WORK REQUIRED:
From the data below, collect every line that contains the string "Mandibular".

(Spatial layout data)
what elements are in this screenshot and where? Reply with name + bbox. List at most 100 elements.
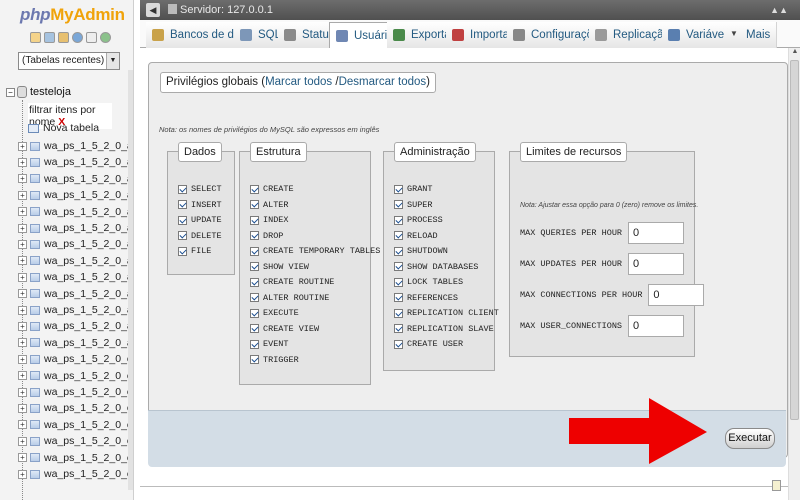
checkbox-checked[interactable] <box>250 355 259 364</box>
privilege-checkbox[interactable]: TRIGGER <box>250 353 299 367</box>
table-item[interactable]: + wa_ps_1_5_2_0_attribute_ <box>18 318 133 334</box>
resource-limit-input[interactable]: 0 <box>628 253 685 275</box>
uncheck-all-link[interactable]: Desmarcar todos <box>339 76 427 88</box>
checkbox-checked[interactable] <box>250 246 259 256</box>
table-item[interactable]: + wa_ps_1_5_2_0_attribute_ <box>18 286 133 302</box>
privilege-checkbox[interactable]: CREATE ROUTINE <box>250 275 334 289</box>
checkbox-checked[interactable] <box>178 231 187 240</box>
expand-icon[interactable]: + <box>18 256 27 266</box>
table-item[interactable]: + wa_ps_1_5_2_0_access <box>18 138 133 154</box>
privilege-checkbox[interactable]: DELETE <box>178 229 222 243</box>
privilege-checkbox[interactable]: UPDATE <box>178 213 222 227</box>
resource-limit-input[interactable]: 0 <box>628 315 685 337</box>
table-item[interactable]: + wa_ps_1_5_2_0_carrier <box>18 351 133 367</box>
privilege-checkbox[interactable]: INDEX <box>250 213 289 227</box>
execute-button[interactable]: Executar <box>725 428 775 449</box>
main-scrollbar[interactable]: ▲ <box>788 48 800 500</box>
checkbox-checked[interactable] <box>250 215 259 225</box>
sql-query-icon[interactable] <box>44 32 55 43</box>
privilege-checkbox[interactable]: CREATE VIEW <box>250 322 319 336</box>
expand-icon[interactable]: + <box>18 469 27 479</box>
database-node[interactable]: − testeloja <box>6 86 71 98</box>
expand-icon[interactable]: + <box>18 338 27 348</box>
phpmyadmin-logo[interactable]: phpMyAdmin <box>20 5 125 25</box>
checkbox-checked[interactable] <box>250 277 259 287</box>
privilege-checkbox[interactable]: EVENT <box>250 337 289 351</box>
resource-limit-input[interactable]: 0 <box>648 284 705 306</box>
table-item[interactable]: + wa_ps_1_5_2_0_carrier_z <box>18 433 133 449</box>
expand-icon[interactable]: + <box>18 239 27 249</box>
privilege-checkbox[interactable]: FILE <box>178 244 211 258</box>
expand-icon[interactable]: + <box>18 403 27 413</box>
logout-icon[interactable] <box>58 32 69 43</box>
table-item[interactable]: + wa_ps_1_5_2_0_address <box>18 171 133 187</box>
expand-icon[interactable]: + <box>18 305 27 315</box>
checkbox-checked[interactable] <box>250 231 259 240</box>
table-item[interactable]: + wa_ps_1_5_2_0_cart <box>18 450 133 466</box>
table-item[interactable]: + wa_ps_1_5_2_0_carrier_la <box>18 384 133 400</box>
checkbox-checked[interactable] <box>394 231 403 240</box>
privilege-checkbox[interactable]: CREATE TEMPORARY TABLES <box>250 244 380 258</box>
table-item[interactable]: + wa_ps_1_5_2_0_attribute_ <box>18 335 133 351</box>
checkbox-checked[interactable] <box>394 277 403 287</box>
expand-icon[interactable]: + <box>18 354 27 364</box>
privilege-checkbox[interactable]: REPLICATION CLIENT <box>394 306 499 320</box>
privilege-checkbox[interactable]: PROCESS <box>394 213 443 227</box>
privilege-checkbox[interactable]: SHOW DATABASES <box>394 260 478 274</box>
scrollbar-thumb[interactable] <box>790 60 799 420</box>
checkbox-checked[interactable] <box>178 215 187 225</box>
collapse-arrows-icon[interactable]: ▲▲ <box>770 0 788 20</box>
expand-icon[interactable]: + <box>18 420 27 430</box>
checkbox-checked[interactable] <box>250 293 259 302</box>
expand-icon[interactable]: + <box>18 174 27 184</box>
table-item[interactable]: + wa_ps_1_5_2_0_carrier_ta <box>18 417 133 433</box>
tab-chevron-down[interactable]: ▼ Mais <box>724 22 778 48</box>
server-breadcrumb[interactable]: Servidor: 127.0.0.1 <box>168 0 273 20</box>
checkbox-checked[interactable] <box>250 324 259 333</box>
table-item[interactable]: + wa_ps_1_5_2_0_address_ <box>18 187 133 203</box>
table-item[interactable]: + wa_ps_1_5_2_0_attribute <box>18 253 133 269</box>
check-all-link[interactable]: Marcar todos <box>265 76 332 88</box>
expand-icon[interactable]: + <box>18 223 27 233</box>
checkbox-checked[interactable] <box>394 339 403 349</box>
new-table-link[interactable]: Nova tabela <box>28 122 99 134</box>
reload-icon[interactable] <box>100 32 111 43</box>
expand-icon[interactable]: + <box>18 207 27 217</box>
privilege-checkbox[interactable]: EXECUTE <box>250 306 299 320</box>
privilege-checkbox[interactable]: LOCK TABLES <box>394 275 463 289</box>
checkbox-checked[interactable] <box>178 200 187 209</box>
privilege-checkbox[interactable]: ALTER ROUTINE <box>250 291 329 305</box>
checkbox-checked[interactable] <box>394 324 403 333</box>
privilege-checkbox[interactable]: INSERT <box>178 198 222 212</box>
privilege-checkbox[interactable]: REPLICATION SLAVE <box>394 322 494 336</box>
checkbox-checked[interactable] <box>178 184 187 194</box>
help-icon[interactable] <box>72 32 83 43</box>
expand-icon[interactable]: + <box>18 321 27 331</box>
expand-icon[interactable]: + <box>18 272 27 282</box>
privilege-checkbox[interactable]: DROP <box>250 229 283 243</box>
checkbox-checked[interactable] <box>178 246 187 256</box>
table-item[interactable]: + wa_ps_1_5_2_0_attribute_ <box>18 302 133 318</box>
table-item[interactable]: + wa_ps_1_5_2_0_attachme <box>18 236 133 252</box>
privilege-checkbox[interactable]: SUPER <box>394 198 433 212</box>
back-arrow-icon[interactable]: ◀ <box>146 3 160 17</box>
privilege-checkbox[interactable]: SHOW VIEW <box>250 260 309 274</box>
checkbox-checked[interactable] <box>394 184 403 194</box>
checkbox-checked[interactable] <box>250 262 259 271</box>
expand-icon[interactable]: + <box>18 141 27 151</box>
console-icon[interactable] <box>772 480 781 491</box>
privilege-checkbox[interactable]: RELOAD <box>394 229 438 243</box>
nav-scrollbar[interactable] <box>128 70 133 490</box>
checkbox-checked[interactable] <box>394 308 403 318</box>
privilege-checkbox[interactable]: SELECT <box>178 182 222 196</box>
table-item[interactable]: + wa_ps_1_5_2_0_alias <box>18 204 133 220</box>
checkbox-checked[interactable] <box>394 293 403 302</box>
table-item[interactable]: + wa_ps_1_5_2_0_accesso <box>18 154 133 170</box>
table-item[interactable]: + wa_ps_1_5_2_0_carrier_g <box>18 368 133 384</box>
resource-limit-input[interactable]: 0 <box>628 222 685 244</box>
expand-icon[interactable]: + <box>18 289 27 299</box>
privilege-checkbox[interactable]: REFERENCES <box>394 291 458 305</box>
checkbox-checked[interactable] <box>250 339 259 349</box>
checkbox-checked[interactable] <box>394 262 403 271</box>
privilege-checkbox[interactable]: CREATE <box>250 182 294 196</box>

--

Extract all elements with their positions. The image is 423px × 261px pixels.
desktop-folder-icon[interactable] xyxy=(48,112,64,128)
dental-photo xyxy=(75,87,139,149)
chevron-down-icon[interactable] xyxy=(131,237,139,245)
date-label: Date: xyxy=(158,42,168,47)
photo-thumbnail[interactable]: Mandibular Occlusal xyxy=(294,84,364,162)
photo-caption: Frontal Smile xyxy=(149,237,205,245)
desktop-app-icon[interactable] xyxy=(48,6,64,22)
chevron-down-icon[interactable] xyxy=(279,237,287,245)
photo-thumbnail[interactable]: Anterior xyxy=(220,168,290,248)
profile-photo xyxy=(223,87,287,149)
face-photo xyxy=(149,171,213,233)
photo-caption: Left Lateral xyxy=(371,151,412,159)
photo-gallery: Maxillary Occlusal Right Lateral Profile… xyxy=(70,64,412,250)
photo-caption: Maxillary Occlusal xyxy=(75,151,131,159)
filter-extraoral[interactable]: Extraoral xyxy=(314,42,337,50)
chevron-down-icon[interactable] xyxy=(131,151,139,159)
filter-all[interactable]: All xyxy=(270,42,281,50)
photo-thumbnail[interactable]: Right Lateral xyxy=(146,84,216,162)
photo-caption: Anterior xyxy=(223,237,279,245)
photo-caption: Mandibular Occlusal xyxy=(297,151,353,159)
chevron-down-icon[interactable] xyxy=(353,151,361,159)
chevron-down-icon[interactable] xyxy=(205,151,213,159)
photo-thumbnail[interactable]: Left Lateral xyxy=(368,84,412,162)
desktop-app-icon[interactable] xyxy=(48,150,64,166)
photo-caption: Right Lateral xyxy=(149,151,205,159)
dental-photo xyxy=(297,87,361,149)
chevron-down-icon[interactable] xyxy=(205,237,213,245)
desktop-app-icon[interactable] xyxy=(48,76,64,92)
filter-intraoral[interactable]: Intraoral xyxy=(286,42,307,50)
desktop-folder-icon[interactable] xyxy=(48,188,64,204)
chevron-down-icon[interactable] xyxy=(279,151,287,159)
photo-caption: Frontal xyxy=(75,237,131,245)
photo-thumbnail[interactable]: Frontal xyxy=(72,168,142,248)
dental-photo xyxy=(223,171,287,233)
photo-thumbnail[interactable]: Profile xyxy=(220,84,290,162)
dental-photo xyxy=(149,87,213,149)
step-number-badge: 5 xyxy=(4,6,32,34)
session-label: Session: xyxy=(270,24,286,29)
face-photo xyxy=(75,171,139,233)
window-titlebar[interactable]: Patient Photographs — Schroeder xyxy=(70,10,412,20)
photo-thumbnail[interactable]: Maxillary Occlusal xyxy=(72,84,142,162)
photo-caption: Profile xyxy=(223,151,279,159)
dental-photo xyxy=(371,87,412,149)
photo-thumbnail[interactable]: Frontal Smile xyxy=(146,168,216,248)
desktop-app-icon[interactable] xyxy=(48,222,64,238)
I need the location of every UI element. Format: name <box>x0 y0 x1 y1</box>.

==

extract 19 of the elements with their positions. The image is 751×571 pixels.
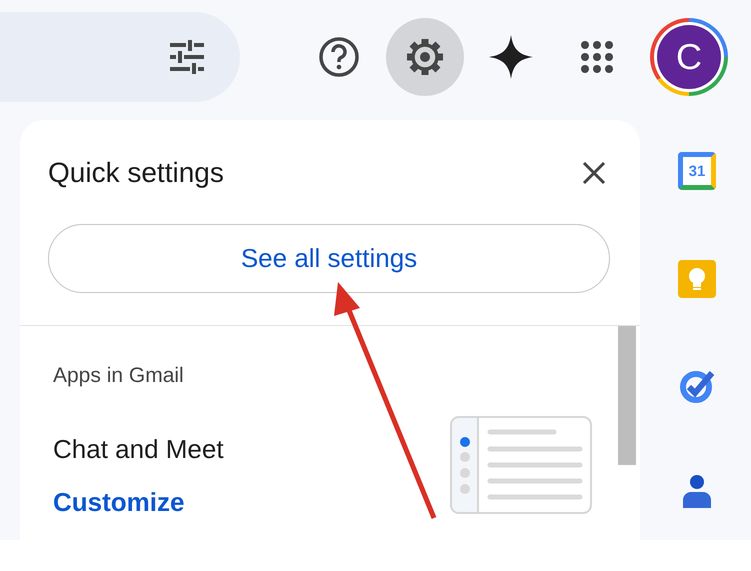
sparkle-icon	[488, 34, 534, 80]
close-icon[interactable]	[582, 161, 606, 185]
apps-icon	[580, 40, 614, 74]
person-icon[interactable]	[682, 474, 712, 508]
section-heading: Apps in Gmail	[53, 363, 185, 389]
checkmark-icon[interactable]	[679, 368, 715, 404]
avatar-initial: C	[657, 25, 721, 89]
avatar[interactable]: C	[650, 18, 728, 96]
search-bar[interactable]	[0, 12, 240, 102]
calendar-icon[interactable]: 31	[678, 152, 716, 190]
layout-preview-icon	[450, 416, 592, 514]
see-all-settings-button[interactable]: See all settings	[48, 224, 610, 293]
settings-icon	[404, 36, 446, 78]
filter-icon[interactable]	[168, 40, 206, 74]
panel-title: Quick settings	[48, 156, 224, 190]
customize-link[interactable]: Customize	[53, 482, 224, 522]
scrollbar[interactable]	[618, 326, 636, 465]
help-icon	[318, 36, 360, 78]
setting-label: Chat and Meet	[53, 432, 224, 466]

RESPONSE FOR THIS EXERCISE:
photo-thumbnail[interactable]: Mandibular Occlusal xyxy=(294,84,364,162)
photo-caption: Mandibular Occlusal xyxy=(297,151,353,159)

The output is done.